- EXTRACTED MATERIAL -
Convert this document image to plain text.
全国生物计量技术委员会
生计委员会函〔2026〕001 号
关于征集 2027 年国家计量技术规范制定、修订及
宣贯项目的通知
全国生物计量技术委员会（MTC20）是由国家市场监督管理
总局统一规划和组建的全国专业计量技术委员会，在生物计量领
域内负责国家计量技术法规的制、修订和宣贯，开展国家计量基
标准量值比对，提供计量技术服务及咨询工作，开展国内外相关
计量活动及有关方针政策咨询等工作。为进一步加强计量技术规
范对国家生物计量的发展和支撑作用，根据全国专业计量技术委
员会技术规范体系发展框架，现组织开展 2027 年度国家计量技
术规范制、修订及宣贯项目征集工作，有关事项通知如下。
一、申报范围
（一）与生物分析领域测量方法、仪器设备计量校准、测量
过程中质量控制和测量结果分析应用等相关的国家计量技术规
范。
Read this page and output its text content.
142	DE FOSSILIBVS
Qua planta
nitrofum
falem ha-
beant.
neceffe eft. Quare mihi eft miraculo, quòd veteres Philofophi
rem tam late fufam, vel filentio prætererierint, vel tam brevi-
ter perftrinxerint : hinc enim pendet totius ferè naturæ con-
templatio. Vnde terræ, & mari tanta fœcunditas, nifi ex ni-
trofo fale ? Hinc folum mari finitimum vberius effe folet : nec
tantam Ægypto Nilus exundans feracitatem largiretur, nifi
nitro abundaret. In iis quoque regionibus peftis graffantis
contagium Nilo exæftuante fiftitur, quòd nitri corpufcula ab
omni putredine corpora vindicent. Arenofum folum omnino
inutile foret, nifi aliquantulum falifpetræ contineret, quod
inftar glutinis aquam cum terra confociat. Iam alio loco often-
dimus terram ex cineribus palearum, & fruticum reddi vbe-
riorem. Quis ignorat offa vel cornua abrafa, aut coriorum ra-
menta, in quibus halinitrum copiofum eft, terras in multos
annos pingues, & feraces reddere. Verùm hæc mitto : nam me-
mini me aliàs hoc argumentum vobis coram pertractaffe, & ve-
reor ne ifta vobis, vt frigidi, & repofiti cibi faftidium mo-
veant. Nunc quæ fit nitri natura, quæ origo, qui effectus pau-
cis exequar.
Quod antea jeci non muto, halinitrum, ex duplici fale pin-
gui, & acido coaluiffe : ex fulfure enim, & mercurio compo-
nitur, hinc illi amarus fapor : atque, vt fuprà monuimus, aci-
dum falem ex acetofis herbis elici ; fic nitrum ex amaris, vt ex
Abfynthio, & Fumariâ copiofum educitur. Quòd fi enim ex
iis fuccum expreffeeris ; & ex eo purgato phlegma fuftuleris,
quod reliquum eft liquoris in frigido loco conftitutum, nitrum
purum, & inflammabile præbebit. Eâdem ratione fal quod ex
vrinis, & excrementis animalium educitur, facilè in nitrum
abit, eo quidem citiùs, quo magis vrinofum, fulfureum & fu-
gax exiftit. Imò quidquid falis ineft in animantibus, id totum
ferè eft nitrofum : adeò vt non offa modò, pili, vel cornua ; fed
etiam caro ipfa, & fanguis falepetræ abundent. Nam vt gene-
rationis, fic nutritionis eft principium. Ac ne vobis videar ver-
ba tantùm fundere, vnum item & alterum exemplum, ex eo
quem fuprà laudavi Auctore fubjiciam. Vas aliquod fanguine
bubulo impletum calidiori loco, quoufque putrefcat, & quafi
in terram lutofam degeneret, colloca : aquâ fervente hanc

- OBJECTIVE -
Each of the records should be retyped exactly.

- WORKED ANSWER -
Convert this document image to plain text.
全国生物计量技术委员会
生计委员会函〔2026〕001 号
关于征集 2027 年国家计量技术规范制定、修订及
宣贯项目的通知
全国生物计量技术委员会（MTC20）是由国家市场监督管理
总局统一规划和组建的全国专业计量技术委员会，在生物计量领
域内负责国家计量技术法规的制、修订和宣贯，开展国家计量基
标准量值比对，提供计量技术服务及咨询工作，开展国内外相关
计量活动及有关方针政策咨询等工作。为进一步加强计量技术规
范对国家生物计量的发展和支撑作用，根据全国专业计量技术委
员会技术规范体系发展框架，现组织开展 2027 年度国家计量技
术规范制、修订及宣贯项目征集工作，有关事项通知如下。
一、申报范围
（一）与生物分析领域测量方法、仪器设备计量校准、测量
过程中质量控制和测量结果分析应用等相关的国家计量技术规
范。
Read this page and output its text content.
142	DE FOSSILIBVS
Qua planta
nitrofum
falem ha-
beant.
neceffe eft. Quare mihi eft miraculo, quòd veteres Philofophi
rem tam late fufam, vel filentio prætererierint, vel tam brevi-
ter perftrinxerint : hinc enim pendet totius ferè naturæ con-
templatio. Vnde terræ, & mari tanta fœcunditas, nifi ex ni-
trofo fale ? Hinc folum mari finitimum vberius effe folet : nec
tantam Ægypto Nilus exundans feracitatem largiretur, nifi
nitro abundaret. In iis quoque regionibus peftis graffantis
contagium Nilo exæftuante fiftitur, quòd nitri corpufcula ab
omni putredine corpora vindicent. Arenofum folum omnino
inutile foret, nifi aliquantulum falifpetræ contineret, quod
inftar glutinis aquam cum terra confociat. Iam alio loco often-
dimus terram ex cineribus palearum, & fruticum reddi vbe-
riorem. Quis ignorat offa vel cornua abrafa, aut coriorum ra-
menta, in quibus halinitrum copiofum eft, terras in multos
annos pingues, & feraces reddere. Verùm hæc mitto : nam me-
mini me aliàs hoc argumentum vobis coram pertractaffe, & ve-
reor ne ifta vobis, vt frigidi, & repofiti cibi faftidium mo-
veant. Nunc quæ fit nitri natura, quæ origo, qui effectus pau-
cis exequar.
Quod antea jeci non muto, halinitrum, ex duplici fale pin-
gui, & acido coaluiffe : ex fulfure enim, & mercurio compo-
nitur, hinc illi amarus fapor : atque, vt fuprà monuimus, aci-
dum falem ex acetofis herbis elici ; fic nitrum ex amaris, vt ex
Abfynthio, & Fumariâ copiofum educitur. Quòd fi enim ex
iis fuccum expreffeeris ; & ex eo purgato phlegma fuftuleris,
quod reliquum eft liquoris in frigido loco conftitutum, nitrum
purum, & inflammabile præbebit. Eâdem ratione fal quod ex
vrinis, & excrementis animalium educitur, facilè in nitrum
abit, eo quidem citiùs, quo magis vrinofum, fulfureum & fu-
gax exiftit. Imò quidquid falis ineft in animantibus, id totum
ferè eft nitrofum : adeò vt non offa modò, pili, vel cornua ; fed
etiam caro ipfa, & fanguis falepetræ abundent. Nam vt gene-
rationis, fic nutritionis eft principium. Ac ne vobis videar ver-
ba tantùm fundere, vnum item & alterum exemplum, ex eo
quem fuprà laudavi Auctore fubjiciam. Vas aliquod fanguine
bubulo impletum calidiori loco, quoufque putrefcat, & quafi
in terram lutofam degeneret, colloca : aquâ fervente hanc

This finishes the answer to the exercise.